**** Input material
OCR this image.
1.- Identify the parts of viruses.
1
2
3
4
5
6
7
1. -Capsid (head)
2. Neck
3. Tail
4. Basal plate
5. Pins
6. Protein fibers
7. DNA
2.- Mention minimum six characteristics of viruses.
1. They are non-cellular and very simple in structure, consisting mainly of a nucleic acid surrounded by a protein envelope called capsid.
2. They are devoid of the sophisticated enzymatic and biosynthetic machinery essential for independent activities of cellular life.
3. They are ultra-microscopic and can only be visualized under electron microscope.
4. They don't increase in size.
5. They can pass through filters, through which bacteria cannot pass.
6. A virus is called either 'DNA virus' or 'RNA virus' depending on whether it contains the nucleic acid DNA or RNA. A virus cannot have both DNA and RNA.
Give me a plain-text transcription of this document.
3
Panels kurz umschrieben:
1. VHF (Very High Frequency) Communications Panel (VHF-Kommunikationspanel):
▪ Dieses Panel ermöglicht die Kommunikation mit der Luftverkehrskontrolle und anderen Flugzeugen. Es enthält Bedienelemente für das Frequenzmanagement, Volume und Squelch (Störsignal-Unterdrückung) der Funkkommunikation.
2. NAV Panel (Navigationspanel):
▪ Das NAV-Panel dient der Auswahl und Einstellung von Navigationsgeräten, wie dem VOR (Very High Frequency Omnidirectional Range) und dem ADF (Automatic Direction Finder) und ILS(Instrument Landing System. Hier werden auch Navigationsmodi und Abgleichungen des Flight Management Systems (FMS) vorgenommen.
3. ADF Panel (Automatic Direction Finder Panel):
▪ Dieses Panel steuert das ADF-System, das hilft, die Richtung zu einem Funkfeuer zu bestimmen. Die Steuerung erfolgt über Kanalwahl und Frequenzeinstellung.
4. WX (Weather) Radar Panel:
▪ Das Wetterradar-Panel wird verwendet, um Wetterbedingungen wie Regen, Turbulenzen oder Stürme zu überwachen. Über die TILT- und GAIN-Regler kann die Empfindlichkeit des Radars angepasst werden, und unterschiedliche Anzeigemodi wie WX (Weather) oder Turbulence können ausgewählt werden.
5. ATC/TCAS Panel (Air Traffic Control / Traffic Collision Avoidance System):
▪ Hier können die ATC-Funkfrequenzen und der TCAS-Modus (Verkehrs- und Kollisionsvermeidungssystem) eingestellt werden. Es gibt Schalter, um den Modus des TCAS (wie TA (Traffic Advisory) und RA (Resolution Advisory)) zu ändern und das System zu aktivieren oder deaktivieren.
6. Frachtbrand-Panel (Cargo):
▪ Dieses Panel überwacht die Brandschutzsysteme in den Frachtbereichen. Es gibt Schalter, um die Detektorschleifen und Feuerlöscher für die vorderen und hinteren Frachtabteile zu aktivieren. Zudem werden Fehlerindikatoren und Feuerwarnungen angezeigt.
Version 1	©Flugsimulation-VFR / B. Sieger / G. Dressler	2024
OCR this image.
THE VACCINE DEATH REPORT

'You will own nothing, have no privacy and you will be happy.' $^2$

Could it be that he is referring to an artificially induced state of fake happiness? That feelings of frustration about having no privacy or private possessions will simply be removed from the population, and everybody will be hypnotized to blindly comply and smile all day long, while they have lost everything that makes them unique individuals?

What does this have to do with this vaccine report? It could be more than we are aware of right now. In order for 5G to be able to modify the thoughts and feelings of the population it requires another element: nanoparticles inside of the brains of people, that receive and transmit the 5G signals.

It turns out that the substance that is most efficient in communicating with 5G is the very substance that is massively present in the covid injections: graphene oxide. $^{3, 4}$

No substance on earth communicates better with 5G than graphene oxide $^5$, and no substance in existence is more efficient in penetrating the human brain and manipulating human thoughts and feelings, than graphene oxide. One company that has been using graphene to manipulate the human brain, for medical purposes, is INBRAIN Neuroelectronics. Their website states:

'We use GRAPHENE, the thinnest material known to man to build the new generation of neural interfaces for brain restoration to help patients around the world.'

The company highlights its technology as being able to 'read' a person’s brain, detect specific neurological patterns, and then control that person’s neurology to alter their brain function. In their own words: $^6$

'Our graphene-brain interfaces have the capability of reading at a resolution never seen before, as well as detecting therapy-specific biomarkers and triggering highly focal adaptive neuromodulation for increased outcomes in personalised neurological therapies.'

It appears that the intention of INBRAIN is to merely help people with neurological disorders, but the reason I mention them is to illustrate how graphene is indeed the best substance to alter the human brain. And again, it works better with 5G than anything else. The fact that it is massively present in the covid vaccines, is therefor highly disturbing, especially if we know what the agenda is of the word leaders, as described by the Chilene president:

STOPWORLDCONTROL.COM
********
* Task item
Pull every line containing the word "Traffic" out of the material.

* Solution to this exercise
5. ATC/TCAS Panel (Air Traffic Control / Traffic Collision Avoidance System):
▪ Hier können die ATC-Funkfrequenzen und der TCAS-Modus (Verkehrs- und Kollisionsvermeidungssystem) eingestellt werden. Es gibt Schalter, um den Modus des TCAS (wie TA (Traffic Advisory) und RA (Resolution Advisory)) zu ändern und das System zu aktivieren oder deaktivieren.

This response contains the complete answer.